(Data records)
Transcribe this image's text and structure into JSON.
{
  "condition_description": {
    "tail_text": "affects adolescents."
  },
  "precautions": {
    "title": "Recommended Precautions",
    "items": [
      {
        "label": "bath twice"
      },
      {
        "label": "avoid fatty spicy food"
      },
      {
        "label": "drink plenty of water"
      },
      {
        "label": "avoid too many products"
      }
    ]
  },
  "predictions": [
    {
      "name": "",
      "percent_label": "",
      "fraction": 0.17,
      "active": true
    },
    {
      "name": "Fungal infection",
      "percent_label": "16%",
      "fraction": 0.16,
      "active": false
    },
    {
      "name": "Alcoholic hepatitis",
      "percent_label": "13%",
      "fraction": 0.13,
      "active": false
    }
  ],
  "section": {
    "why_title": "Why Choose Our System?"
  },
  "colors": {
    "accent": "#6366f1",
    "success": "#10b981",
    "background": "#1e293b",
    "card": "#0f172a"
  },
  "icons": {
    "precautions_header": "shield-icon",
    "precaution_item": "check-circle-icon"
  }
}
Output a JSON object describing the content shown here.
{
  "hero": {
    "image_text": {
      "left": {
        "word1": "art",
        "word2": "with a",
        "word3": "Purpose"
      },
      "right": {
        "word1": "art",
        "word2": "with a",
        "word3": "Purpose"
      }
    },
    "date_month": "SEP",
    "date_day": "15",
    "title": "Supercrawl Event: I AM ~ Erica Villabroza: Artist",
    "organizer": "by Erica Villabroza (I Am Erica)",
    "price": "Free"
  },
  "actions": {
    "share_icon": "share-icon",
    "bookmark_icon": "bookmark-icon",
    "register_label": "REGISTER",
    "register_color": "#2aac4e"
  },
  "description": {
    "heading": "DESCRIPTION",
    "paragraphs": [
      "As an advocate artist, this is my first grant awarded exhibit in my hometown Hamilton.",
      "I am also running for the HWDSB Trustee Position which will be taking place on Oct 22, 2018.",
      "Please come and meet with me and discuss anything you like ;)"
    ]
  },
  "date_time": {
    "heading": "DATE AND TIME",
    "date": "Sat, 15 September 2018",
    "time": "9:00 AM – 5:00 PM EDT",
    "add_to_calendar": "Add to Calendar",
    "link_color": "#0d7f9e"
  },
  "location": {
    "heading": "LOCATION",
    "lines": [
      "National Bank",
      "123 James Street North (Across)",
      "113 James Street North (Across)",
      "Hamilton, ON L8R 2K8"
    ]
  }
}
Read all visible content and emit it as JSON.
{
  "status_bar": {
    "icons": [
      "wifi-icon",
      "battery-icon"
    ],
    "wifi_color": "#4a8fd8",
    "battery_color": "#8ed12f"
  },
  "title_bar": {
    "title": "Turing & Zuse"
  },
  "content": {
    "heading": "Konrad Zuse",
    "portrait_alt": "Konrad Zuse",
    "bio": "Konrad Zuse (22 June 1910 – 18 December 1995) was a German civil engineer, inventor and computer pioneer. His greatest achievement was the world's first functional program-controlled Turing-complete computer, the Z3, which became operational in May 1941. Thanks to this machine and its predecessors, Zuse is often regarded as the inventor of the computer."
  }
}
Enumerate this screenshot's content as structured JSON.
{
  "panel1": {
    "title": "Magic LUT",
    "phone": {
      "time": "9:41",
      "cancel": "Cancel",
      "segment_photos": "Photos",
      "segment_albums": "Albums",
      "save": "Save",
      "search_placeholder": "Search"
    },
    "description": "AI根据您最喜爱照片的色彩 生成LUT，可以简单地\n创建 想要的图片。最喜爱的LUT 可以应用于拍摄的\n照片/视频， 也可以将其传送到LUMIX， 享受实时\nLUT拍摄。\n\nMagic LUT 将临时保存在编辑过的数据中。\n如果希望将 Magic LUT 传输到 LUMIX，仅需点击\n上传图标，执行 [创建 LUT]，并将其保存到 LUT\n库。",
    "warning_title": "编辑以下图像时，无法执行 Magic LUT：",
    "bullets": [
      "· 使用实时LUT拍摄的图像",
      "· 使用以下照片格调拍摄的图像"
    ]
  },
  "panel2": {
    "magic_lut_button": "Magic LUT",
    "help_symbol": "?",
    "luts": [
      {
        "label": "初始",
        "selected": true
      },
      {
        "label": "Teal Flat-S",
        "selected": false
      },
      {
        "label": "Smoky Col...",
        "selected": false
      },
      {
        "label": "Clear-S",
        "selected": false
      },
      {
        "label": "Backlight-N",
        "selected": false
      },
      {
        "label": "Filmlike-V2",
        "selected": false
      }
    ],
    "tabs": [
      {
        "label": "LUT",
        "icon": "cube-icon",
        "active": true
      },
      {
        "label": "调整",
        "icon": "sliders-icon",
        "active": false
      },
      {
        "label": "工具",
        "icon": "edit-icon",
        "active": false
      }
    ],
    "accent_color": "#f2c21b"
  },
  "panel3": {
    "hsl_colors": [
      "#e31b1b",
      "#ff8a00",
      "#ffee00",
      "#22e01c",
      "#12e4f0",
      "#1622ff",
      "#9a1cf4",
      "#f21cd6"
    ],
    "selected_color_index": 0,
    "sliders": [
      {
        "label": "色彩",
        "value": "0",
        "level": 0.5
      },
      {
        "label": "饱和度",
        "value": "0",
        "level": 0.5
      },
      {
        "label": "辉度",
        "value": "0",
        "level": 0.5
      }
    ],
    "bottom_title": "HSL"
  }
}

• Problem requirements: The answer is one number: how many lines of the material above contain "North".

• Full output: 2